# [WORK TO COMPLETE]
Transcribe the material verbatim in full; the pictures do not belong in the copy.

# [DATA LINES]
○ ○ ○ ○ ○ ○ ○

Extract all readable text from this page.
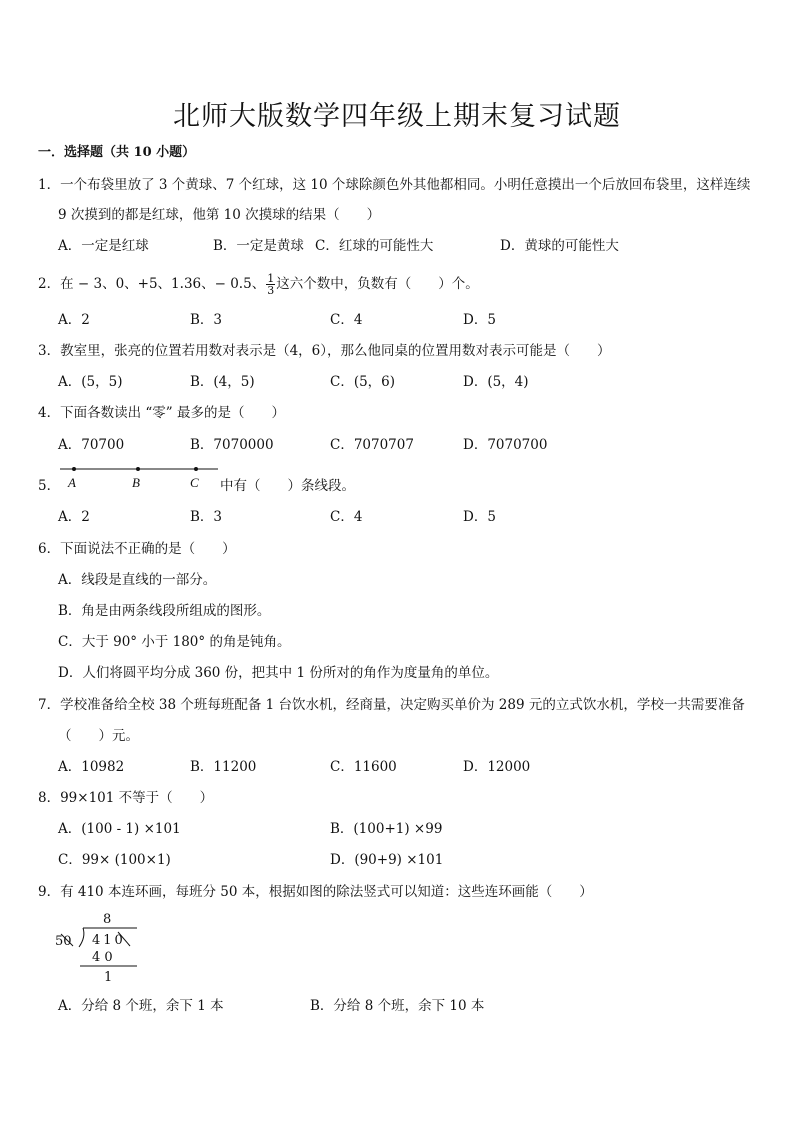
北师大版数学四年级上期末复习试题
一．选择题（共 10 小题）
1．一个布袋里放了 3 个黄球、7 个红球，这 10 个球除颜色外其他都相同。小明任意摸出一个后放回布袋里，这样连续
9 次摸到的都是红球，他第 10 次摸球的结果（　　）
A．一定是红球	B．一定是黄球 C．红球的可能性大	D．黄球的可能性大
2．在 − 3、0、+5、1.36、− 0.5、 $\frac{1}{3}$ 这六个数中，负数有（　　）个。
A．2	B．3	C．4	D．5
3．教室里，张亮的位置若用数对表示是（4，6），那么他同桌的位置用数对表示可能是（　　）
A．(5，5)	B．(4，5)	C．(5，6)	D．(5，4)
4．下面各数读出 “零” 最多的是（　　）
A．70700	B．7070000	C．7070707	D．7070700
5． A	B	C 中有（　　）条线段。
A．2	B．3	C．4	D．5
6．下面说法不正确的是（　　）
A．线段是直线的一部分。
B．角是由两条线段所组成的图形。
C．大于 90° 小于 180° 的角是钝角。
D．人们将圆平均分成 360 份，把其中 1 份所对的角作为度量角的单位。
7．学校准备给全校 38 个班每班配备 1 台饮水机，经商量，决定购买单价为 289 元的立式饮水机，学校一共需要准备
（　　）元。
A．10982	B．11200	C．11600	D．12000
8．99×101 不等于（　　）
A．(100 - 1) ×101	B．(100+1) ×99
C．99× (100×1)	D．(90+9) ×101
9．有 410 本连环画，每班分 50 本，根据如图的除法竖式可以知道：这些连环画能（　　）
8
50 410
4 0
1
A．分给 8 个班，余下 1 本	B．分给 8 个班，余下 10 本
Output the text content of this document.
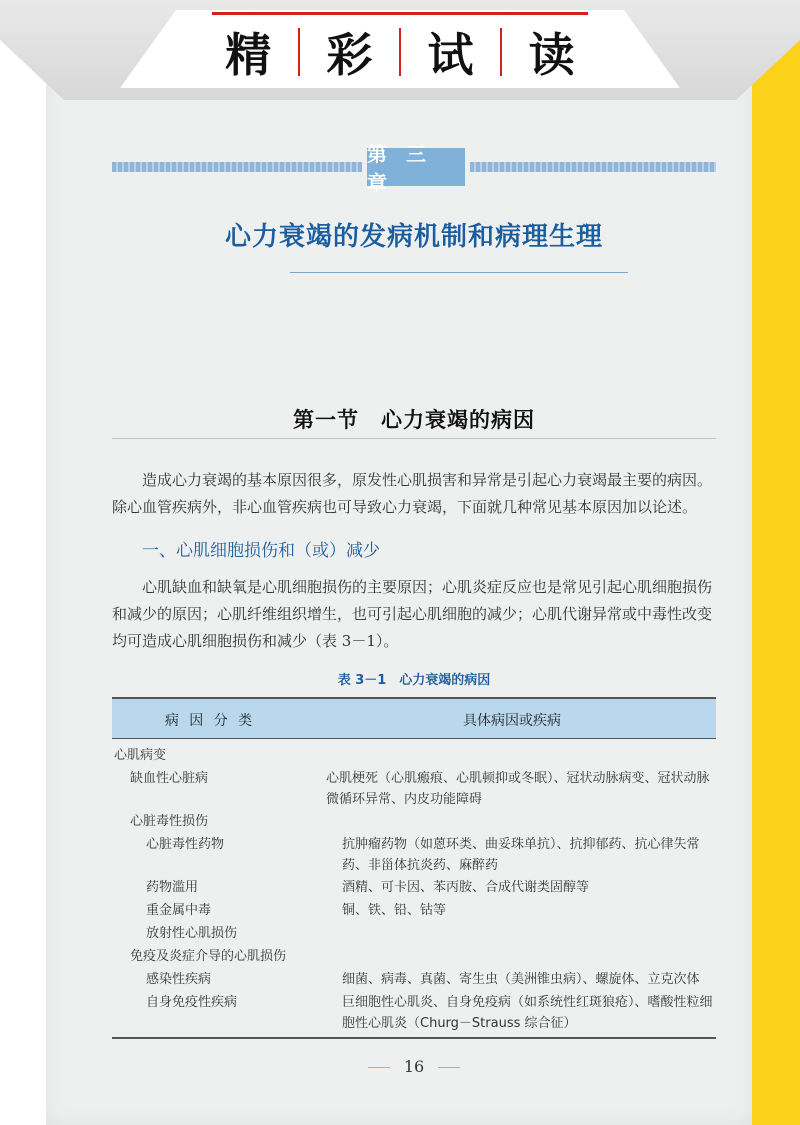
精 彩 试 读
第 三 章
心力衰竭的发病机制和病理生理
第一节　心力衰竭的病因
造成心力衰竭的基本原因很多，原发性心肌损害和异常是引起心力衰竭最主要的病因。除心血管疾病外，非心血管疾病也可导致心力衰竭，下面就几种常见基本原因加以论述。
一、心肌细胞损伤和（或）减少
心肌缺血和缺氧是心肌细胞损伤的主要原因；心肌炎症反应也是常见引起心肌细胞损伤和减少的原因；心肌纤维组织增生，也可引起心肌细胞的减少；心肌代谢异常或中毒性改变均可造成心肌细胞损伤和减少（表 3－1）。
表 3－1　心力衰竭的病因
病 因 分 类	具体病因或疾病
心肌病变
缺血性心脏病	心肌梗死（心肌瘢痕、心肌顿抑或冬眠）、冠状动脉病变、冠状动脉微循环异常、内皮功能障碍
心脏毒性损伤
心脏毒性药物	抗肿瘤药物（如蒽环类、曲妥珠单抗）、抗抑郁药、抗心律失常药、非甾体抗炎药、麻醉药
药物滥用	酒精、可卡因、苯丙胺、合成代谢类固醇等
重金属中毒	铜、铁、铅、钴等
放射性心肌损伤
免疫及炎症介导的心肌损伤
感染性疾病	细菌、病毒、真菌、寄生虫（美洲锥虫病）、螺旋体、立克次体
自身免疫性疾病	巨细胞性心肌炎、自身免疫病（如系统性红斑狼疮）、嗜酸性粒细胞性心肌炎（Churg－Strauss 综合征）
16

○ ○ ○ ○ ○ ○ ○

# [THE COMPLETED TASK]
Extract all readable text from this page.
北师大版数学四年级上期末复习试题
一．选择题（共 10 小题）
1．一个布袋里放了 3 个黄球、7 个红球，这 10 个球除颜色外其他都相同。小明任意摸出一个后放回布袋里，这样连续
9 次摸到的都是红球，他第 10 次摸球的结果（　　）
A．一定是红球	B．一定是黄球 C．红球的可能性大	D．黄球的可能性大
2．在 − 3、0、+5、1.36、− 0.5、 $\frac{1}{3}$ 这六个数中，负数有（　　）个。
A．2	B．3	C．4	D．5
3．教室里，张亮的位置若用数对表示是（4，6），那么他同桌的位置用数对表示可能是（　　）
A．(5，5)	B．(4，5)	C．(5，6)	D．(5，4)
4．下面各数读出 “零” 最多的是（　　）
A．70700	B．7070000	C．7070707	D．7070700
5． A	B	C 中有（　　）条线段。
A．2	B．3	C．4	D．5
6．下面说法不正确的是（　　）
A．线段是直线的一部分。
B．角是由两条线段所组成的图形。
C．大于 90° 小于 180° 的角是钝角。
D．人们将圆平均分成 360 份，把其中 1 份所对的角作为度量角的单位。
7．学校准备给全校 38 个班每班配备 1 台饮水机，经商量，决定购买单价为 289 元的立式饮水机，学校一共需要准备
（　　）元。
A．10982	B．11200	C．11600	D．12000
8．99×101 不等于（　　）
A．(100 - 1) ×101	B．(100+1) ×99
C．99× (100×1)	D．(90+9) ×101
9．有 410 本连环画，每班分 50 本，根据如图的除法竖式可以知道：这些连环画能（　　）
8
50 410
4 0
1
A．分给 8 个班，余下 1 本	B．分给 8 个班，余下 10 本
Output the text content of this document.
精 彩 试 读
第 三 章
心力衰竭的发病机制和病理生理
第一节　心力衰竭的病因
造成心力衰竭的基本原因很多，原发性心肌损害和异常是引起心力衰竭最主要的病因。除心血管疾病外，非心血管疾病也可导致心力衰竭，下面就几种常见基本原因加以论述。
一、心肌细胞损伤和（或）减少
心肌缺血和缺氧是心肌细胞损伤的主要原因；心肌炎症反应也是常见引起心肌细胞损伤和减少的原因；心肌纤维组织增生，也可引起心肌细胞的减少；心肌代谢异常或中毒性改变均可造成心肌细胞损伤和减少（表 3－1）。
表 3－1　心力衰竭的病因
病 因 分 类	具体病因或疾病
心肌病变
缺血性心脏病	心肌梗死（心肌瘢痕、心肌顿抑或冬眠）、冠状动脉病变、冠状动脉微循环异常、内皮功能障碍
心脏毒性损伤
心脏毒性药物	抗肿瘤药物（如蒽环类、曲妥珠单抗）、抗抑郁药、抗心律失常药、非甾体抗炎药、麻醉药
药物滥用	酒精、可卡因、苯丙胺、合成代谢类固醇等
重金属中毒	铜、铁、铅、钴等
放射性心肌损伤
免疫及炎症介导的心肌损伤
感染性疾病	细菌、病毒、真菌、寄生虫（美洲锥虫病）、螺旋体、立克次体
自身免疫性疾病	巨细胞性心肌炎、自身免疫病（如系统性红斑狼疮）、嗜酸性粒细胞性心肌炎（Churg－Strauss 综合征）
16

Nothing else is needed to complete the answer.